TO DO: Search the listing below for the string "Giáo" and copy every line where it occurs.

┏━━

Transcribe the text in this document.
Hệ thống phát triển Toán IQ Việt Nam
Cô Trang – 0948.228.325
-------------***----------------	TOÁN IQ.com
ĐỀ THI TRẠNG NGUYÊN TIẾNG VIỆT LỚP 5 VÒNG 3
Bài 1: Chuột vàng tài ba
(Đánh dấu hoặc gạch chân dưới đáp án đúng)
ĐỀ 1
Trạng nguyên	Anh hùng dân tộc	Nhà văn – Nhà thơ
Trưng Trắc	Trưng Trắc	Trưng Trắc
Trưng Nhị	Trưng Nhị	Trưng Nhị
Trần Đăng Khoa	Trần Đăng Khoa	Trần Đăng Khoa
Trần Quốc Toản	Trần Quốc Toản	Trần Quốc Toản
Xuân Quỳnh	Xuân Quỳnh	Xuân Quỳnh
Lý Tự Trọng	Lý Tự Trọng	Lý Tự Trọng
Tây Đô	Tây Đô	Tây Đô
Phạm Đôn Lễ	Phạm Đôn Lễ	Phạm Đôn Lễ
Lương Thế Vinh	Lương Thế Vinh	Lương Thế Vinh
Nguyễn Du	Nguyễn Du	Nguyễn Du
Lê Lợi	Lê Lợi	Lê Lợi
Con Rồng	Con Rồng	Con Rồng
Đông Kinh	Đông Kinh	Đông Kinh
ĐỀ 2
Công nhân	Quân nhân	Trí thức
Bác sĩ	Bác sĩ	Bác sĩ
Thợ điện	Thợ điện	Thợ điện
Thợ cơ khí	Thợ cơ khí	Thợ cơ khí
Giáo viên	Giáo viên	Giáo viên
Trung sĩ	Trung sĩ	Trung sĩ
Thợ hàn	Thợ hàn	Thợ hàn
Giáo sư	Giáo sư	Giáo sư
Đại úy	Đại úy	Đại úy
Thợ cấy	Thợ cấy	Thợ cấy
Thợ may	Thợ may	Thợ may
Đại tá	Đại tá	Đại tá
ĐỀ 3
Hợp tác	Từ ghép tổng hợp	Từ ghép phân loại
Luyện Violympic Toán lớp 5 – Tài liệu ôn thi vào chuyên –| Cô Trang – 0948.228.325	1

┗━━

THE RESPONSE:
Giáo viên	Giáo viên	Giáo viên
Giáo sư	Giáo sư	Giáo sư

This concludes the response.